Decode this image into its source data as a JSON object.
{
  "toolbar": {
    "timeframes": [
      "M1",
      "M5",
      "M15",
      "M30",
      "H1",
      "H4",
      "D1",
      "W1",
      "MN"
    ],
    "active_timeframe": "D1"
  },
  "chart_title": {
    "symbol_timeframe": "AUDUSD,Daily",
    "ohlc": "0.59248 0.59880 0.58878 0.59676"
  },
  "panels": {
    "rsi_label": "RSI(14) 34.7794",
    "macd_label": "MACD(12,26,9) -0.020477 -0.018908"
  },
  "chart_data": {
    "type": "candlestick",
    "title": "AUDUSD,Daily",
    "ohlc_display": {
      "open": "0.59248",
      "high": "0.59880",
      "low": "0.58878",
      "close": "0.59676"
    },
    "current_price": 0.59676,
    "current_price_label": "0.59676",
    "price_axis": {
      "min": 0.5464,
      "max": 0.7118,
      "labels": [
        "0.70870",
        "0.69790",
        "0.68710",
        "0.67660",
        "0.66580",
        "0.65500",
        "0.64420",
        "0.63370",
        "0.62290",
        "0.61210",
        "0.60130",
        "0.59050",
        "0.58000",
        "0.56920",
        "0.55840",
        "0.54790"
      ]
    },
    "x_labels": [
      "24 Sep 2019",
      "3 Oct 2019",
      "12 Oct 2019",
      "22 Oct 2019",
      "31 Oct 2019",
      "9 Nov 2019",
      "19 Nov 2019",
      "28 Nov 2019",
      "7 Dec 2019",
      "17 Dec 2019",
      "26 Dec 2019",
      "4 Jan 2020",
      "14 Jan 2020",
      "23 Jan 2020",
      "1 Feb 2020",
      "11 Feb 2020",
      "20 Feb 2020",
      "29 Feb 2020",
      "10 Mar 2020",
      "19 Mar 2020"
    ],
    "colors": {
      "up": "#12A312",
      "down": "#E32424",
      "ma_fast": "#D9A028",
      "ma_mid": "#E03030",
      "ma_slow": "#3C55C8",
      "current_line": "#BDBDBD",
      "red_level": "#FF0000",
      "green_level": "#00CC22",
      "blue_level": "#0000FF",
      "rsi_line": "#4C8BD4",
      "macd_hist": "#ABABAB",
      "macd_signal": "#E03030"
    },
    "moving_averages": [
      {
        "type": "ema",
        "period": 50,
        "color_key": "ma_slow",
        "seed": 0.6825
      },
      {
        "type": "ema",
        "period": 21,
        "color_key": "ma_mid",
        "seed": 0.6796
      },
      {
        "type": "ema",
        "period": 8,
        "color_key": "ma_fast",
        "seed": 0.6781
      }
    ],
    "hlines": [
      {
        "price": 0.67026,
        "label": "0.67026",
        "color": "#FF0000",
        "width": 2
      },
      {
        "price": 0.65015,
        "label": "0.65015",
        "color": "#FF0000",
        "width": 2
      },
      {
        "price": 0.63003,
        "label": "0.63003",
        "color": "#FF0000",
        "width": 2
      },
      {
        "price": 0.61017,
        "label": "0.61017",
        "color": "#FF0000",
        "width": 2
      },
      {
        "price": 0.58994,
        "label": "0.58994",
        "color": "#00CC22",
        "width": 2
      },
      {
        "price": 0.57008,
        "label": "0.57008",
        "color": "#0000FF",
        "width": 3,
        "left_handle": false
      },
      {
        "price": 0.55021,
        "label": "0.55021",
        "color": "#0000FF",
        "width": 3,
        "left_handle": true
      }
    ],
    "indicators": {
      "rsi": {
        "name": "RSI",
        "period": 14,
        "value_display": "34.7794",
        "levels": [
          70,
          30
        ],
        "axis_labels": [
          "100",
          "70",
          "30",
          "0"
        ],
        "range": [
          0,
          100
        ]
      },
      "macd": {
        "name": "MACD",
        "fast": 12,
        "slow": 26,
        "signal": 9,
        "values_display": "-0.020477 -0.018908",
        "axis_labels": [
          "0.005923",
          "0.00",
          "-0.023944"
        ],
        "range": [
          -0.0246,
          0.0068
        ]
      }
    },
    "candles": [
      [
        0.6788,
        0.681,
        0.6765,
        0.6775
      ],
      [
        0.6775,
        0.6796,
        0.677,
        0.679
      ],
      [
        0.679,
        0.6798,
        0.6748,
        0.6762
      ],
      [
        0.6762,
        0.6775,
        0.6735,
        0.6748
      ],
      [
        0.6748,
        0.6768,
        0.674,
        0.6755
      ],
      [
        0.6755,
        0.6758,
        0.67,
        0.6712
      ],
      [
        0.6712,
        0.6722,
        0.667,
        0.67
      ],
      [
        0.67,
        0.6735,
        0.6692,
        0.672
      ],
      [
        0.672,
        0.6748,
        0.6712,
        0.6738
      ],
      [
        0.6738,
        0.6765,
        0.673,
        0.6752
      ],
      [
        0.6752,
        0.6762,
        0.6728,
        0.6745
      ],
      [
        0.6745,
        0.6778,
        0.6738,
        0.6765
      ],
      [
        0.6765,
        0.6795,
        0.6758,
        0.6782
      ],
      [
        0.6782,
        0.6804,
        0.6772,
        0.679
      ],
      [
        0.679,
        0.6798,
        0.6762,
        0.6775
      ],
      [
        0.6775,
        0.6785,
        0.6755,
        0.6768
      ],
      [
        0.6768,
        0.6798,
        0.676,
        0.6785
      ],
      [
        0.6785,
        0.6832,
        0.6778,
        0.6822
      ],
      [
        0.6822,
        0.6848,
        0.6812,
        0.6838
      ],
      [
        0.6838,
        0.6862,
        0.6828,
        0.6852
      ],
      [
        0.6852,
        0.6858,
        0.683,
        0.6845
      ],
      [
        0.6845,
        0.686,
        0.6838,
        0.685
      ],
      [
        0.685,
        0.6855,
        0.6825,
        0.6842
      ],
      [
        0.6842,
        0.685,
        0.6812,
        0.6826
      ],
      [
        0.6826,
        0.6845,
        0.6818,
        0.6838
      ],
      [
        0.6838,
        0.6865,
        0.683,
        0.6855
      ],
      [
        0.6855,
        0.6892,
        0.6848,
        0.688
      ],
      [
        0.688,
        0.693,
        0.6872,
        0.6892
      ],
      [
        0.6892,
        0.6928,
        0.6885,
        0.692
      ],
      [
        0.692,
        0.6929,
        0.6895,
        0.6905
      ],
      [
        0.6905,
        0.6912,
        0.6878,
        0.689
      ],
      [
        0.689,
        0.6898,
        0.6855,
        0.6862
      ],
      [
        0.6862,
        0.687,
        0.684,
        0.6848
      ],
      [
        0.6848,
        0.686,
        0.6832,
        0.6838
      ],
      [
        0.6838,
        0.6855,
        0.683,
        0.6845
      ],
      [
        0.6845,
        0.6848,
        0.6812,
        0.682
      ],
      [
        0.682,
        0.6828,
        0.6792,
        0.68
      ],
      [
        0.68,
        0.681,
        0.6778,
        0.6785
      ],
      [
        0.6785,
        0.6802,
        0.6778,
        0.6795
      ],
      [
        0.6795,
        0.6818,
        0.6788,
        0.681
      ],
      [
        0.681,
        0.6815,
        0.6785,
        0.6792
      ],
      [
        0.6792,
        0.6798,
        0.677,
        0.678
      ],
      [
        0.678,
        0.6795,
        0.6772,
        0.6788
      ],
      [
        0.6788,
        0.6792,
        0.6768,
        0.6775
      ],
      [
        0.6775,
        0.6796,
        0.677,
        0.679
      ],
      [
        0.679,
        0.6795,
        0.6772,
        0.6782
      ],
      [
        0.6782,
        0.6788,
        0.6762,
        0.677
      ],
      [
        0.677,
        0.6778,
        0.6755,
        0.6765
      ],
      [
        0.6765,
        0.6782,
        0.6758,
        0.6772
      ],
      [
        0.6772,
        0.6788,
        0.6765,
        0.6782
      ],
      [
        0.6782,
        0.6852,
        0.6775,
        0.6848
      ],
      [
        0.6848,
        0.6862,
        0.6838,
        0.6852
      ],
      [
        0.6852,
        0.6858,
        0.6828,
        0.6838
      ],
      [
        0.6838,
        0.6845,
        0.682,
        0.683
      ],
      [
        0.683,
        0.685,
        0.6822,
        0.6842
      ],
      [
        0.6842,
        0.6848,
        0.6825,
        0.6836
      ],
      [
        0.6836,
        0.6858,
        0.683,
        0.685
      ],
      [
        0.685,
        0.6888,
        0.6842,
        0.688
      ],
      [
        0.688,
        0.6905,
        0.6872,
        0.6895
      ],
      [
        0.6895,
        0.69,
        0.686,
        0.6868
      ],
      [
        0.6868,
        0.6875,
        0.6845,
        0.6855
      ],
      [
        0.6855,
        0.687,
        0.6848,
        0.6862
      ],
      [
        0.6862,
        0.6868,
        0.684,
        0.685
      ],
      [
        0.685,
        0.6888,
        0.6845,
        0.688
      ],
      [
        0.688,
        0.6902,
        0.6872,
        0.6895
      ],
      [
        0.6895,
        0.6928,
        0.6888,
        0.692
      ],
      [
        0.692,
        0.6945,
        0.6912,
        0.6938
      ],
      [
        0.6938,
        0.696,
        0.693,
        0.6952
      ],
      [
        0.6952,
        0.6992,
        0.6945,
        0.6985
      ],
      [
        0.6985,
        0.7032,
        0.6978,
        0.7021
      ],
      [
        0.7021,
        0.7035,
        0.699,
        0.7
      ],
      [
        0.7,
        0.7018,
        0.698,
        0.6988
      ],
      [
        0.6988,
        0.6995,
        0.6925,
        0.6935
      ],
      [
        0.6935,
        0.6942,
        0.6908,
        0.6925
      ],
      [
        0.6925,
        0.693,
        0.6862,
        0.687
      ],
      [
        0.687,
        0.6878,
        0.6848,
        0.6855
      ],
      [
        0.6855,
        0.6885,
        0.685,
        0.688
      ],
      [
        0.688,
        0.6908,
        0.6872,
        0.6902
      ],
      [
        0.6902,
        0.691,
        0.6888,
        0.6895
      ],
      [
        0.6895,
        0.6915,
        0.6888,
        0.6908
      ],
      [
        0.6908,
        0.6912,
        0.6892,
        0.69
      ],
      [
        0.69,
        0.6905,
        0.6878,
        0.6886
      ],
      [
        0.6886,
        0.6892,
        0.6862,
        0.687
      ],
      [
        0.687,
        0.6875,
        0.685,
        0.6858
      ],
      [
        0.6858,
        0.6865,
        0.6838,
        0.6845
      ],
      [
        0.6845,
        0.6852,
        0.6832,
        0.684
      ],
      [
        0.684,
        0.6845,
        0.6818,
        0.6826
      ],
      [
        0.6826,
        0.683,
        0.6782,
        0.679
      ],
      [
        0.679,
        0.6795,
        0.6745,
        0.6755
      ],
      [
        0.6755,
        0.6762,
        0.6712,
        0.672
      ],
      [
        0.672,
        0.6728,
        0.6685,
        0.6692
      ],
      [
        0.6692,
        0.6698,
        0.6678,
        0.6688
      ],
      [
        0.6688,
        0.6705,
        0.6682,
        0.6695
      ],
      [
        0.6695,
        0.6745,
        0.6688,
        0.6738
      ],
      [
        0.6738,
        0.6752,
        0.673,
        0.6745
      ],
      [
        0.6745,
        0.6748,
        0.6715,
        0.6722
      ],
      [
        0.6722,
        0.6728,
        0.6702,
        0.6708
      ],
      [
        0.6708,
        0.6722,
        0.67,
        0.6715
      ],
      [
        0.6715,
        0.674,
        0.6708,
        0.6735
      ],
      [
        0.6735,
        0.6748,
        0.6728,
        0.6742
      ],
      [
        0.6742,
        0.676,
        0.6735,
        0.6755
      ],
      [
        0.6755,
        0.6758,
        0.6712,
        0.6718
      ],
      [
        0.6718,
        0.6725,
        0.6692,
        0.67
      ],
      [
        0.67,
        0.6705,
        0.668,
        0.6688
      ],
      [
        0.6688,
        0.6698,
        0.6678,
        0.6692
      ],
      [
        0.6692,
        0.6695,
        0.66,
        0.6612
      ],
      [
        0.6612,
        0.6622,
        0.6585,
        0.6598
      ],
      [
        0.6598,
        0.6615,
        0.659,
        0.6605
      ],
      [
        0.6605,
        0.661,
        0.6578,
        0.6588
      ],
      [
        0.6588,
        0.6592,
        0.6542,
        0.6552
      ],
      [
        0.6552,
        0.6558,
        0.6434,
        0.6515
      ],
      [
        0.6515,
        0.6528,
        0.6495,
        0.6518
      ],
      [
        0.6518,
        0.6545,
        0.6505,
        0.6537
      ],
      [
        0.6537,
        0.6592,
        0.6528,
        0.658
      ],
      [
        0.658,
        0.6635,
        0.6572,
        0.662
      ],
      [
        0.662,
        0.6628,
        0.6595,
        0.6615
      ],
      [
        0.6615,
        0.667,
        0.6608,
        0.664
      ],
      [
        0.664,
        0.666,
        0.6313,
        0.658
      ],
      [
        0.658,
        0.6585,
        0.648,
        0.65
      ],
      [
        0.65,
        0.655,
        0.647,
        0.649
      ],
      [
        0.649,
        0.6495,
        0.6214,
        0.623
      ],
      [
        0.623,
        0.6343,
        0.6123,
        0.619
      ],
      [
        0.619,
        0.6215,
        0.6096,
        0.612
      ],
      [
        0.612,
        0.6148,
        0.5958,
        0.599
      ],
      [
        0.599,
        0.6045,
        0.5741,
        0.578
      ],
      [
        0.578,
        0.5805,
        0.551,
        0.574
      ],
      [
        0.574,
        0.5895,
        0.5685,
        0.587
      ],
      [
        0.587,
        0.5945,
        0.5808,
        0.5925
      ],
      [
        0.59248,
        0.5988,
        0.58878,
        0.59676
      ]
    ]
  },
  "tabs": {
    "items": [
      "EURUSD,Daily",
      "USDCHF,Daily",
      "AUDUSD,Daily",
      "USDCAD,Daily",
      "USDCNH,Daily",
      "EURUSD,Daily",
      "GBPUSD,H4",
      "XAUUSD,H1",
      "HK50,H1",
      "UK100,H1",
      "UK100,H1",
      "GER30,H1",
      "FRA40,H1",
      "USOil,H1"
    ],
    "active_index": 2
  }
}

> **GOAL**
Gather all lines of the records that include the word "AUDUSD".

> **WORKED SOLUTION**
    "symbol_timeframe": "AUDUSD,Daily",
    "title": "AUDUSD,Daily",
      "AUDUSD,Daily",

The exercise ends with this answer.